WHAT THE EXERCISE ASKS: Gather up the lines that contain "title".

PROVIDED ENTRIES:
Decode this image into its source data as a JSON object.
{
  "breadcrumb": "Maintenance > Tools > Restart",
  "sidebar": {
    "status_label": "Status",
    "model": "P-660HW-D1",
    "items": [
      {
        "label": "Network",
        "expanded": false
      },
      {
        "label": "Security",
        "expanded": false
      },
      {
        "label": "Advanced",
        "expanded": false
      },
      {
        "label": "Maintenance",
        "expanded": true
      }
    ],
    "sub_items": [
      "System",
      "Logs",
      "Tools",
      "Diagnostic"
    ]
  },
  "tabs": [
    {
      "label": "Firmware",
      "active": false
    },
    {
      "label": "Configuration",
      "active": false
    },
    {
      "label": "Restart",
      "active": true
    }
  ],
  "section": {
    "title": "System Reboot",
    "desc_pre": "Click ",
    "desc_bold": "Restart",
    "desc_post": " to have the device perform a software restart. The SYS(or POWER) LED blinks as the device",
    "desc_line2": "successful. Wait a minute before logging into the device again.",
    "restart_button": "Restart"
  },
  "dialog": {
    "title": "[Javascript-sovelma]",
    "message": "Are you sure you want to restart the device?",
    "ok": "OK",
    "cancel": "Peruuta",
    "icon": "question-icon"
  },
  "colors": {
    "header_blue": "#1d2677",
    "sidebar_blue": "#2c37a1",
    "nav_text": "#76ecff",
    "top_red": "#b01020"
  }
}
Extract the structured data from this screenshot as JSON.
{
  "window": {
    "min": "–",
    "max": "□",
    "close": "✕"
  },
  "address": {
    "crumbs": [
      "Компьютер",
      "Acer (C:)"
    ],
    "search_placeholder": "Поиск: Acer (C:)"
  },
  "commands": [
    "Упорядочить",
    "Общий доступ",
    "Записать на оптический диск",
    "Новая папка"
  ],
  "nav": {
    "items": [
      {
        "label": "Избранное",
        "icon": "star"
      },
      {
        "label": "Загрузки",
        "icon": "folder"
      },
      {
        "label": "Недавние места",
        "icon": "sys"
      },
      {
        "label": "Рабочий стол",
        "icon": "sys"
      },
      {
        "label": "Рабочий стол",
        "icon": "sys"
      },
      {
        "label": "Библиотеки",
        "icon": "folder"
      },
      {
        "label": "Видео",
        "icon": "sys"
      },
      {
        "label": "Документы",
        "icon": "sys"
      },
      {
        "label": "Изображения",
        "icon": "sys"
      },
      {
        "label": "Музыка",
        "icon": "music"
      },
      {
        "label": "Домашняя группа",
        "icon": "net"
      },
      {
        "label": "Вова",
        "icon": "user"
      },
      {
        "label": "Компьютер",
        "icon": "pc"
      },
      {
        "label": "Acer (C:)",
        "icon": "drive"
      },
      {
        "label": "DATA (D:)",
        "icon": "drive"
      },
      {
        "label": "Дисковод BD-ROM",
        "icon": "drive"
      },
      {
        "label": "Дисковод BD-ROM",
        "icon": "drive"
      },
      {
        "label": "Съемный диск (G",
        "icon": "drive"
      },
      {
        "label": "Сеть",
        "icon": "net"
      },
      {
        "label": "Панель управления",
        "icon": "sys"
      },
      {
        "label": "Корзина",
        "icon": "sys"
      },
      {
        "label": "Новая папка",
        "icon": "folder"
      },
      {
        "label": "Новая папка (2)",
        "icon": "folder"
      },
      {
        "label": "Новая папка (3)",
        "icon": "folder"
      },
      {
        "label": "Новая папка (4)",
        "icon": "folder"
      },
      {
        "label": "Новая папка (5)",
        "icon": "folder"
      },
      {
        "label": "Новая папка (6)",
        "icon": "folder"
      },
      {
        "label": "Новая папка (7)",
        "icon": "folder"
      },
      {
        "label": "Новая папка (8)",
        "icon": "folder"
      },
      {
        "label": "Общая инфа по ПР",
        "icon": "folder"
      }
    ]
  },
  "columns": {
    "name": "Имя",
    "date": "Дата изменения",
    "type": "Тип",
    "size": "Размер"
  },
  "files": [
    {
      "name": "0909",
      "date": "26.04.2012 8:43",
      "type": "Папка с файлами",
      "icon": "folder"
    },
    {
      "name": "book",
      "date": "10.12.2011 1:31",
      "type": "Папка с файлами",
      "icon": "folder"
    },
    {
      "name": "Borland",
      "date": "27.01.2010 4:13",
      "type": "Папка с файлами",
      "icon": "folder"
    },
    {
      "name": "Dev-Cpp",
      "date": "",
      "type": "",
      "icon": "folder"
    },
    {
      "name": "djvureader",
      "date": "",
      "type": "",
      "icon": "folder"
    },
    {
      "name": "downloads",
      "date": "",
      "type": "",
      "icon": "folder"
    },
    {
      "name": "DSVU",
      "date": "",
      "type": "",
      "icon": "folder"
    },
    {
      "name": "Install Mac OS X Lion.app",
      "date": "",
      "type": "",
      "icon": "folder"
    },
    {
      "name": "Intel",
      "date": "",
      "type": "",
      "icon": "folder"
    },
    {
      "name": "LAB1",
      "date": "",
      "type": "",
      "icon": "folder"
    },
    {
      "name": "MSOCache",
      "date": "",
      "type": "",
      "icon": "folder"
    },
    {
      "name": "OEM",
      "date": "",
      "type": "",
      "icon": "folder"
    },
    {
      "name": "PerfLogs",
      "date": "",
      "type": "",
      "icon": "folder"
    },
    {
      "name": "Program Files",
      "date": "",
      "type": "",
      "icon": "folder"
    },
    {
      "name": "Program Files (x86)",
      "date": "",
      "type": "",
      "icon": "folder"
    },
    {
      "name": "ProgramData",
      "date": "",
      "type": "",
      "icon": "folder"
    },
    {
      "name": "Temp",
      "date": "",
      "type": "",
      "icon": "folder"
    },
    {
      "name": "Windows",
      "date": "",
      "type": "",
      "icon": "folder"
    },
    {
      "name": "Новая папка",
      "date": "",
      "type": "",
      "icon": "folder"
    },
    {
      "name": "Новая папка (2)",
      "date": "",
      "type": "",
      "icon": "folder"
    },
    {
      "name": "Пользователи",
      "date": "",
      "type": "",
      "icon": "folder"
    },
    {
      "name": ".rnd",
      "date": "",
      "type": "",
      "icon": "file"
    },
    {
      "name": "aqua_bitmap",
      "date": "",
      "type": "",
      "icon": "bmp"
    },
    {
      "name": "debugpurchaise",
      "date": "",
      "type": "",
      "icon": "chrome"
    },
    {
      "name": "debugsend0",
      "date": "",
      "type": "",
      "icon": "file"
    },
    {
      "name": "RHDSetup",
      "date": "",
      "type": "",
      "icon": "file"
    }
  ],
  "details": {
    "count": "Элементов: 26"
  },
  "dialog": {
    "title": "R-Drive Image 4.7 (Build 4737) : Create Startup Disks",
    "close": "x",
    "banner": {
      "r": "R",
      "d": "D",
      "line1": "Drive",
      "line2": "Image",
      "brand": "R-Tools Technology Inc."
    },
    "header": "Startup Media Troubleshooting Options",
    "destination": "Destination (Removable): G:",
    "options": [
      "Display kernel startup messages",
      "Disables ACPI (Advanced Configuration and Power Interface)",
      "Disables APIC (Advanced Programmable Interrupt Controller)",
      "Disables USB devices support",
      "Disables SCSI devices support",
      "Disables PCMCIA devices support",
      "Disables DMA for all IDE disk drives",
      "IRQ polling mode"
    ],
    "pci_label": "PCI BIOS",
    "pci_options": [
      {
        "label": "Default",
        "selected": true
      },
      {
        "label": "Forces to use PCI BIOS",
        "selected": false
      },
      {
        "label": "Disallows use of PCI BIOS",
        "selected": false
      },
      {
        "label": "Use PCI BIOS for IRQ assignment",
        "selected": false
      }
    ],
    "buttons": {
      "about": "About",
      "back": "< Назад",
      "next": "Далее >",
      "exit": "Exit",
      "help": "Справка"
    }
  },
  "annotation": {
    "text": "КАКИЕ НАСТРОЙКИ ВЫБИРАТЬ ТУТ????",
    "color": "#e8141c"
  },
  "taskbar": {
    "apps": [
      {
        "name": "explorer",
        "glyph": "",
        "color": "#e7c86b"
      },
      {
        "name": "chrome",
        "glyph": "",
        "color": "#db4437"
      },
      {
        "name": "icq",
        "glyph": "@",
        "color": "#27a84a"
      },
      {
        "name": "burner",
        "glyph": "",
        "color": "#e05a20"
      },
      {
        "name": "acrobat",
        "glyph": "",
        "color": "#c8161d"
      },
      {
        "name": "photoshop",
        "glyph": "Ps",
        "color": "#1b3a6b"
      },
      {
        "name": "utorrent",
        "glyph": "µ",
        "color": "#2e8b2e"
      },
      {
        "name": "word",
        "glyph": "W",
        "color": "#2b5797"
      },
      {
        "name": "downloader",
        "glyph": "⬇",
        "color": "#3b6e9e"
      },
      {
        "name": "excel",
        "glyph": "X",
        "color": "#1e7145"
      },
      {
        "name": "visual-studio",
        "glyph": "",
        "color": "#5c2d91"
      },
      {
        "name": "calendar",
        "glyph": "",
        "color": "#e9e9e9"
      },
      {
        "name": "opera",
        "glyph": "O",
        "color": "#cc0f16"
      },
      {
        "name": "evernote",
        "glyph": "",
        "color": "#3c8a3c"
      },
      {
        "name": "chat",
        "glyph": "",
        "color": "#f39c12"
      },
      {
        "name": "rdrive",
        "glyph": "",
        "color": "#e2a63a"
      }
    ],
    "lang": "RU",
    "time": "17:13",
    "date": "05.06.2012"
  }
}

OUTPUT OF THE EXERCISE:
    "title": "System Reboot",
    "title": "[Javascript-sovelma]",
    "title": "R-Drive Image 4.7 (Build 4737) : Create Startup Disks",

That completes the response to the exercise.